### DIRECTIONS FOR THIS TASK
Report the number of lines containing "relative", with no other words.
****************
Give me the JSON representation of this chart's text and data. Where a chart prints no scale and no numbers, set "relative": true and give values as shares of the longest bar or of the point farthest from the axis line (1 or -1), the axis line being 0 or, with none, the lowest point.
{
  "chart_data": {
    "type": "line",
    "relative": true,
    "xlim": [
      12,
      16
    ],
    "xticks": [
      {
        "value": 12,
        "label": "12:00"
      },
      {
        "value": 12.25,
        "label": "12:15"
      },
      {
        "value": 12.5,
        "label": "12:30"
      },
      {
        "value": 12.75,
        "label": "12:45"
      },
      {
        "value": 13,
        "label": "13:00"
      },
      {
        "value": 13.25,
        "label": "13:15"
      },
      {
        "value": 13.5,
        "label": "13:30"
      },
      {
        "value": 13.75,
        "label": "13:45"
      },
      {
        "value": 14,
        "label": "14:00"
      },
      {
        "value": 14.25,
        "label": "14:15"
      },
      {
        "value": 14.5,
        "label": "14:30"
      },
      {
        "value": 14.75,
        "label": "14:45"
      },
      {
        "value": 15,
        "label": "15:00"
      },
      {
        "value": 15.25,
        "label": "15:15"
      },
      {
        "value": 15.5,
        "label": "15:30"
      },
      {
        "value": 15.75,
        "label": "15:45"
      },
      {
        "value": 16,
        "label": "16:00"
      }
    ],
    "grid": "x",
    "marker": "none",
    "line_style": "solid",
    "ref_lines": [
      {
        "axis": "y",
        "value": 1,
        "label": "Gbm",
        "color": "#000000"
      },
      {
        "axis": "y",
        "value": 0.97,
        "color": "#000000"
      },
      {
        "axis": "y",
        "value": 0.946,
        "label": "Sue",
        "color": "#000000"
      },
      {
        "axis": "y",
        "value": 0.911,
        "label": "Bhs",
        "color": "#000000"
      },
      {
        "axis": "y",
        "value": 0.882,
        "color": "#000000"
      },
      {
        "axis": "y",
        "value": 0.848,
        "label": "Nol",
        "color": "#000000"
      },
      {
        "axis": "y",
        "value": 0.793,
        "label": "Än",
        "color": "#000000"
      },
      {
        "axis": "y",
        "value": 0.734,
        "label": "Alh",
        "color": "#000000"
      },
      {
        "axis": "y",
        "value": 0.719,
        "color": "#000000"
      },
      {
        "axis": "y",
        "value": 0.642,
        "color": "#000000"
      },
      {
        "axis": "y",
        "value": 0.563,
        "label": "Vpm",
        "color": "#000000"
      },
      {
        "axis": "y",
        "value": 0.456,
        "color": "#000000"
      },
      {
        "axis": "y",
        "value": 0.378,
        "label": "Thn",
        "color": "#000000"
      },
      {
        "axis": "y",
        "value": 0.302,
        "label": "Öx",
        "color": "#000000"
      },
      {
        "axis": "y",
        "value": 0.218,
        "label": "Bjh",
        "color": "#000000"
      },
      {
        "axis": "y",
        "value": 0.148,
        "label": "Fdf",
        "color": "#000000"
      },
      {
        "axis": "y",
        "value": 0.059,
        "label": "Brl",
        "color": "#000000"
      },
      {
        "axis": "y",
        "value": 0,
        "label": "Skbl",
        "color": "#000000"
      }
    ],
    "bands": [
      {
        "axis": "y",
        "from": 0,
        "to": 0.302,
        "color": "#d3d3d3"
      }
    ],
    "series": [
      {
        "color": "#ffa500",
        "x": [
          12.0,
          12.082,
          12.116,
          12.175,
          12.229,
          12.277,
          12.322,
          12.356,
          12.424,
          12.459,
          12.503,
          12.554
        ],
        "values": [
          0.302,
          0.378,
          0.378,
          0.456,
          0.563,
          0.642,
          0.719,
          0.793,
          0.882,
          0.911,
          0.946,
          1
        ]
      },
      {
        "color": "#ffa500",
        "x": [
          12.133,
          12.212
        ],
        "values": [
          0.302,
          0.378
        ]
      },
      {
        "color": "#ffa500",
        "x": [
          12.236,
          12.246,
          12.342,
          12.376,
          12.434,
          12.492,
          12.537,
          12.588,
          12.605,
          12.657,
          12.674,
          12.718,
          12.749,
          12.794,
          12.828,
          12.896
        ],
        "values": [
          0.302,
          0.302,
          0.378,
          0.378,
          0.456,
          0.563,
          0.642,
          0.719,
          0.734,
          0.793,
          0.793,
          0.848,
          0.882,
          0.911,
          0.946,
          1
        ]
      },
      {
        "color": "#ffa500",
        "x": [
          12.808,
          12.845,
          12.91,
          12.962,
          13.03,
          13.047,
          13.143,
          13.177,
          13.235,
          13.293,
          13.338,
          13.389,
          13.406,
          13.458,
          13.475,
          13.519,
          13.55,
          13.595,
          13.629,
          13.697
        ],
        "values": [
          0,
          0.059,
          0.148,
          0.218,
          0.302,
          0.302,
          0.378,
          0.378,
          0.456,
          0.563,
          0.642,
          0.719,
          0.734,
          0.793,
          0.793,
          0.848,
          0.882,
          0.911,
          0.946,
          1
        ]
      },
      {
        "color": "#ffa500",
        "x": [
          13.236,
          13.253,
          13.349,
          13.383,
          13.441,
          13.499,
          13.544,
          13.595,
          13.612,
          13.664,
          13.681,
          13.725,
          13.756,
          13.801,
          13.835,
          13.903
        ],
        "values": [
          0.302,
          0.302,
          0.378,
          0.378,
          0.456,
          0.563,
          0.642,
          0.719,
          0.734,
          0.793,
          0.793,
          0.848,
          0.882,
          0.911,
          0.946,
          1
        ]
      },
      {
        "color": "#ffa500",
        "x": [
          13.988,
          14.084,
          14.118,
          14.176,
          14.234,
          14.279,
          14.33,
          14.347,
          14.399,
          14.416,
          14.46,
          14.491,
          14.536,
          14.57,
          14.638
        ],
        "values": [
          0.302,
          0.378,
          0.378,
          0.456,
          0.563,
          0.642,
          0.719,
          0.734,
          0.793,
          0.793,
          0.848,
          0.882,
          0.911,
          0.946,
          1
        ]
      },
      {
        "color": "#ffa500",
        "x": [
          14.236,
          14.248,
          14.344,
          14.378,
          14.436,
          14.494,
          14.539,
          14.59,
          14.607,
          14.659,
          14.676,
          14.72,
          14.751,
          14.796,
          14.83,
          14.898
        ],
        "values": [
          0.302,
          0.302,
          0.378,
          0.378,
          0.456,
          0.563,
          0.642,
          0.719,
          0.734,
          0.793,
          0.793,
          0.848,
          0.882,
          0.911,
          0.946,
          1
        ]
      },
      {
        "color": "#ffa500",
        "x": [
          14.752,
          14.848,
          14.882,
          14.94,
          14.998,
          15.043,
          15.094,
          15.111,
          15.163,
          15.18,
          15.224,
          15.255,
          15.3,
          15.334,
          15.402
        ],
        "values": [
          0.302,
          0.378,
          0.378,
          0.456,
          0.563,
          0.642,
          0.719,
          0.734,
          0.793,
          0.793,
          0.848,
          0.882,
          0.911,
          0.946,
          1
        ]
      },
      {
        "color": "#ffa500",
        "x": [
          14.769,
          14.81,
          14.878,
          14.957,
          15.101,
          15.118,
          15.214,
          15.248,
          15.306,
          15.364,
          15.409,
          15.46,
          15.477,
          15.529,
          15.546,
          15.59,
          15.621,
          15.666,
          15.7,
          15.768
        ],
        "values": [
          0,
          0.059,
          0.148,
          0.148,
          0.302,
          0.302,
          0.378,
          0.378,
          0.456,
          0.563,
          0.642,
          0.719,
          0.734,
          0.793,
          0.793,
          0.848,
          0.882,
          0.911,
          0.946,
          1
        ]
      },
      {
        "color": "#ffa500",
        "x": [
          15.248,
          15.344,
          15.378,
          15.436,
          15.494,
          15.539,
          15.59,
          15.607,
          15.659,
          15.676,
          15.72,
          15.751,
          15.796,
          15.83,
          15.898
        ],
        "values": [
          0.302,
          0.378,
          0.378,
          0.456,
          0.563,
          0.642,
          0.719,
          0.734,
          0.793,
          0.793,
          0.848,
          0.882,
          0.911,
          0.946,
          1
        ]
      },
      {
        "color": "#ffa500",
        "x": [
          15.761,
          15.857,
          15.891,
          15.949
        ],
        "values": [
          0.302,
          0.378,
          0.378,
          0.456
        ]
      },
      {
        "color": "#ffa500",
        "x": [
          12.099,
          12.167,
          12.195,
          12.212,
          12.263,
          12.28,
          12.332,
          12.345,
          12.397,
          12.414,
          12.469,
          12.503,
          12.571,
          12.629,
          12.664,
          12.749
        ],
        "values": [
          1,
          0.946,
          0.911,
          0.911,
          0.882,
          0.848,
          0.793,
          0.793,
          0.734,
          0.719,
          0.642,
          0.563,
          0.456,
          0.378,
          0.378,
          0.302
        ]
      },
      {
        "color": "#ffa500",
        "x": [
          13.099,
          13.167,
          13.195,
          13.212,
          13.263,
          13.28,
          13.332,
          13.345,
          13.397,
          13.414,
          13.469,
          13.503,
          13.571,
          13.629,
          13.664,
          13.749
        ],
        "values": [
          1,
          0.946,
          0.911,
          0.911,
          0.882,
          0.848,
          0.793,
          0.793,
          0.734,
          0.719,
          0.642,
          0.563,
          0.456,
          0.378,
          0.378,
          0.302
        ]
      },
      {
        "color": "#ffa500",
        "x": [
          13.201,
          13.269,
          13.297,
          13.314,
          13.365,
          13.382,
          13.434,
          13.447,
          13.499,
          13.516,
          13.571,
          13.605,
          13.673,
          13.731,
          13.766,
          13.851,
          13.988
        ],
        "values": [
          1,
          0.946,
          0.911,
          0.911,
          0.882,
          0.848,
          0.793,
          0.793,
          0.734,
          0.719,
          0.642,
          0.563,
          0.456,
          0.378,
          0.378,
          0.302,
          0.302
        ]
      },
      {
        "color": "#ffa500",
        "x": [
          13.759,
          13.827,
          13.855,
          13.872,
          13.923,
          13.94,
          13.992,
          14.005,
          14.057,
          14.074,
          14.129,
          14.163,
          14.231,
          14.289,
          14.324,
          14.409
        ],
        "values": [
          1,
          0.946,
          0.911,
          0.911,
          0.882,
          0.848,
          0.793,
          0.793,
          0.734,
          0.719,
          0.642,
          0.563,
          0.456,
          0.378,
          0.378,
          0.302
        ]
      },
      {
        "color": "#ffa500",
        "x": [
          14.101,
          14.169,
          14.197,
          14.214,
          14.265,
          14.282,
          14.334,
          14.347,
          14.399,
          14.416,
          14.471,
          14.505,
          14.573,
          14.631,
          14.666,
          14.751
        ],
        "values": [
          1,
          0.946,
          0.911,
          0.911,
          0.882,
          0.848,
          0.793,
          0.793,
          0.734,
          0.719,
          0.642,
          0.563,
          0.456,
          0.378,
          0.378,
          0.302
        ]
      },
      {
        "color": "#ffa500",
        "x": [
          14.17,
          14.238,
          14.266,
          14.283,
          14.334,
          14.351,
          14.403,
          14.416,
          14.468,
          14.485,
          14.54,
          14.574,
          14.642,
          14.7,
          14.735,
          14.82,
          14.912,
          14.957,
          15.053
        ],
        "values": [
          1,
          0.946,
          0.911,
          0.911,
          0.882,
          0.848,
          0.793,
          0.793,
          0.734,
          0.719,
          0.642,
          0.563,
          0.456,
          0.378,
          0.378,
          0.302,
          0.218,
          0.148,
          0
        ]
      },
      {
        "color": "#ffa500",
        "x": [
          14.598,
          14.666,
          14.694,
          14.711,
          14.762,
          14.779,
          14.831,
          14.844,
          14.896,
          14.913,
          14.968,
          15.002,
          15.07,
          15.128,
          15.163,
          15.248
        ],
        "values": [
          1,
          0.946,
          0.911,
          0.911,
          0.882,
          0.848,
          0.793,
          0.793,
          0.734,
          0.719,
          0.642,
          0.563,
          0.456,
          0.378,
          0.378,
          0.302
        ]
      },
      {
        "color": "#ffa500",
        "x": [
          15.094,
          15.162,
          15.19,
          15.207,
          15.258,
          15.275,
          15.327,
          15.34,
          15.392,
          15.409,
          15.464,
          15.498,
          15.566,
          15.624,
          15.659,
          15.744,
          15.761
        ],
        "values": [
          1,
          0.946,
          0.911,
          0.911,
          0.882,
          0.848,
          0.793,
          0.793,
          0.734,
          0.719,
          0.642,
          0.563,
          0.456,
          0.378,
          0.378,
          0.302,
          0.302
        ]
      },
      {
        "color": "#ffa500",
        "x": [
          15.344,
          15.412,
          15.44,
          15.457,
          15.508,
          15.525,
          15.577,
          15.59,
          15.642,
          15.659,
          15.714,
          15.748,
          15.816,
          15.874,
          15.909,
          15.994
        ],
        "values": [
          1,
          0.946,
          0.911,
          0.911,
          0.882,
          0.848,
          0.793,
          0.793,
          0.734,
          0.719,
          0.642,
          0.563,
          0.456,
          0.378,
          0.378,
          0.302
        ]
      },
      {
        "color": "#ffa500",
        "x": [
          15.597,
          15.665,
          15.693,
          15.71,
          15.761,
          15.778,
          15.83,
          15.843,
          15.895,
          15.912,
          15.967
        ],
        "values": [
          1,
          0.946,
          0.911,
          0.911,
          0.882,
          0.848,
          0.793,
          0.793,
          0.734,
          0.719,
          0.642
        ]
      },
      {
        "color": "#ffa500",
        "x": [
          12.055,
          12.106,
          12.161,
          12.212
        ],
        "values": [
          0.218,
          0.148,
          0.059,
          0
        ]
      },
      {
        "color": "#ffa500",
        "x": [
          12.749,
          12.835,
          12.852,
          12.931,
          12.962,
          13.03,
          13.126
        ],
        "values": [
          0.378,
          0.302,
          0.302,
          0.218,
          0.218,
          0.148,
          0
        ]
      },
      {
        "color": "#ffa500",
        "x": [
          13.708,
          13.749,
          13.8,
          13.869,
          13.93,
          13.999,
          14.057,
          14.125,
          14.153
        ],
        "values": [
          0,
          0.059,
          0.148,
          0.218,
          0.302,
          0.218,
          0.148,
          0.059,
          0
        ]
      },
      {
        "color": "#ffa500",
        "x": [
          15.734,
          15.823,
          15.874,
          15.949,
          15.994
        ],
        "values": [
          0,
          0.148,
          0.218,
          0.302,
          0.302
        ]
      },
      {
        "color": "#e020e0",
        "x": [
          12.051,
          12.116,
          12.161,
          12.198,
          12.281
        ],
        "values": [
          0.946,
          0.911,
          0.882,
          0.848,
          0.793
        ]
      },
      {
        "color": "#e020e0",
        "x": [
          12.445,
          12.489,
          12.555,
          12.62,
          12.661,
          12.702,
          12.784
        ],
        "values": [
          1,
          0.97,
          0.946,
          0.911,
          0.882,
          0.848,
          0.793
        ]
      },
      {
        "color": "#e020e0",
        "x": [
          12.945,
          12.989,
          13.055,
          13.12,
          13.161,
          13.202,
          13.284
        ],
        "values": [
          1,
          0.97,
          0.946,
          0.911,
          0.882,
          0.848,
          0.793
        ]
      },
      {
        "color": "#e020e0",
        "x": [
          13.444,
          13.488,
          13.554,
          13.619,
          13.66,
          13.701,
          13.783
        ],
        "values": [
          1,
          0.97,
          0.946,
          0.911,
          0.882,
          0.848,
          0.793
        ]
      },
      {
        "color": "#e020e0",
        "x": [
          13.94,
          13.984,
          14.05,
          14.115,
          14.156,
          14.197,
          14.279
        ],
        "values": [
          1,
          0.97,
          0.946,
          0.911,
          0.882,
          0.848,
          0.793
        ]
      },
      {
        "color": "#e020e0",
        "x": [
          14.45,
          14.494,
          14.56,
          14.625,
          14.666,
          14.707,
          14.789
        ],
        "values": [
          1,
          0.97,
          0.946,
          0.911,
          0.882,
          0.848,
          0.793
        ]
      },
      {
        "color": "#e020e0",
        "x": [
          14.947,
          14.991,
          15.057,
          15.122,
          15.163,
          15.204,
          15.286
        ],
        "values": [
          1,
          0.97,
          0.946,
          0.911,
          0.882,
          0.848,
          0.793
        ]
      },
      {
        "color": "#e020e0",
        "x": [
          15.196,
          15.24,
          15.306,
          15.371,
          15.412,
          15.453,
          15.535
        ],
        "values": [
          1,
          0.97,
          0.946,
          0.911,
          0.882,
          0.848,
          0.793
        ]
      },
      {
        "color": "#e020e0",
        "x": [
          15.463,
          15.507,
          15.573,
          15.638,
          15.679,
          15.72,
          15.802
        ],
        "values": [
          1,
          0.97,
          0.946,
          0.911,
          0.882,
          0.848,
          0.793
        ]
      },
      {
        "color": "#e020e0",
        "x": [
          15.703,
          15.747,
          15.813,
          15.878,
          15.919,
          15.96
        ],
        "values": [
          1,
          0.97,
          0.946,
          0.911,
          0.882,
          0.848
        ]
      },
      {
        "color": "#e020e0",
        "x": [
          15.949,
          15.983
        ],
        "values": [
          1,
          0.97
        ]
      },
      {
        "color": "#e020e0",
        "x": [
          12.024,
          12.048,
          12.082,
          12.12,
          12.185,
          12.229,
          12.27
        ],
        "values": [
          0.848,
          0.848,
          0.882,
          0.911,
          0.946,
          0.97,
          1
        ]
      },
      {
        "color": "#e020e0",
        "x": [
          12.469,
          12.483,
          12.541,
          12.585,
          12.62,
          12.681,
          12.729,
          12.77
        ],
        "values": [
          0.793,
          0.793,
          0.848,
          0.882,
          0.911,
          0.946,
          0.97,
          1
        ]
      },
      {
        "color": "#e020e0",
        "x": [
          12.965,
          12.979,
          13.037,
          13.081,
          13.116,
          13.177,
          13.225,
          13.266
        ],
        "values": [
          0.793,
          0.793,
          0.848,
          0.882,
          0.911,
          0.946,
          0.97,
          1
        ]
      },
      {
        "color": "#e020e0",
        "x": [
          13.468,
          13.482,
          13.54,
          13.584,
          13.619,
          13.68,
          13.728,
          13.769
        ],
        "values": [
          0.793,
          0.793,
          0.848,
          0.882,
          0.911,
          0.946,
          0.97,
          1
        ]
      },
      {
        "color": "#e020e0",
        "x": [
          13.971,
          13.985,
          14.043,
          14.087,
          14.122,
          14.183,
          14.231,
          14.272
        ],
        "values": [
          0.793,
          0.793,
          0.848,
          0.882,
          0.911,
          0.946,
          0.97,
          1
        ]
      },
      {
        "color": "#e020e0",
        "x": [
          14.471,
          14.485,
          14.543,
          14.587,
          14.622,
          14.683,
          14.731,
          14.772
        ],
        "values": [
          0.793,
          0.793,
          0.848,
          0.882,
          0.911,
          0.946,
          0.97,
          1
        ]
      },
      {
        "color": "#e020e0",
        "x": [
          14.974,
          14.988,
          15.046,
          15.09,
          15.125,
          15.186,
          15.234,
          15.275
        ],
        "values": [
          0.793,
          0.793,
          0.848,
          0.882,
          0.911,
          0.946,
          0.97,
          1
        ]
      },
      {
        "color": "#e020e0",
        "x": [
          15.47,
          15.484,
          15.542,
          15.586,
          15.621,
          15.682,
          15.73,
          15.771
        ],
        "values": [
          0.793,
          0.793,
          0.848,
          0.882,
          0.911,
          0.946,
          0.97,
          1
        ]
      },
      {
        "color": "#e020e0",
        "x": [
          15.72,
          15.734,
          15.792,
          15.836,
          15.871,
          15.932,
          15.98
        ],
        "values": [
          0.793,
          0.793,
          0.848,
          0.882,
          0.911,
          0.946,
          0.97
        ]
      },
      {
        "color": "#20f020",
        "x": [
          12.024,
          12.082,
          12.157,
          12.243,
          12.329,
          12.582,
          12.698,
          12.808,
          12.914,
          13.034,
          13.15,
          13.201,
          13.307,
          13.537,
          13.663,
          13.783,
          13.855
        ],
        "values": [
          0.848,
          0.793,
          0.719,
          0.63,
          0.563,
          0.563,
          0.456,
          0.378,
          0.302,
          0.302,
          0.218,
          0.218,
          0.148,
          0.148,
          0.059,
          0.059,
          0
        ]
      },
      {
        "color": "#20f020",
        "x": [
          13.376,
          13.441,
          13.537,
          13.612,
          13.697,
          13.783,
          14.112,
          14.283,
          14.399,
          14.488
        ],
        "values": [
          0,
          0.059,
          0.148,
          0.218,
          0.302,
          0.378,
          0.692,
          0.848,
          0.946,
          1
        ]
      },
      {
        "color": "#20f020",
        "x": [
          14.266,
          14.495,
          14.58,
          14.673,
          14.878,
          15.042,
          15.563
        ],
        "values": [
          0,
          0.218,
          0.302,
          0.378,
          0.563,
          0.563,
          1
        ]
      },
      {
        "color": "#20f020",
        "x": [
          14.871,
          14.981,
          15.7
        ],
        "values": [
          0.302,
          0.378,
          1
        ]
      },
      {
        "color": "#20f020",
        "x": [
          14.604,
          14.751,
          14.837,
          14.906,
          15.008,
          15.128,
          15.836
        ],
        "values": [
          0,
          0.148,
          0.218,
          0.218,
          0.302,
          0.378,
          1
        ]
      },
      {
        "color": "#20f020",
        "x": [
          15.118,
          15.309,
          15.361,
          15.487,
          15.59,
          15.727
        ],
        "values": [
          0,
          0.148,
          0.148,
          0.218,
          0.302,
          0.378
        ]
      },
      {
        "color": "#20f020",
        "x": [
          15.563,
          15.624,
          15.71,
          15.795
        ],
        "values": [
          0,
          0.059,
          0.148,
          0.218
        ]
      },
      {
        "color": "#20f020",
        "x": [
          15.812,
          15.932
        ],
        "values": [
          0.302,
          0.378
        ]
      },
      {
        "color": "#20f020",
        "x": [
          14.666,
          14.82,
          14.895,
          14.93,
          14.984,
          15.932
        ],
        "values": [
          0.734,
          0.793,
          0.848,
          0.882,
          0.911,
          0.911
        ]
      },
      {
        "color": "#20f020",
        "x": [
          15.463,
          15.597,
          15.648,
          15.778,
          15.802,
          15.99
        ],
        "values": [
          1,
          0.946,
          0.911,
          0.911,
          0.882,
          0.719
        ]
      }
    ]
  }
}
****************
### SOLVED PROBLEM
2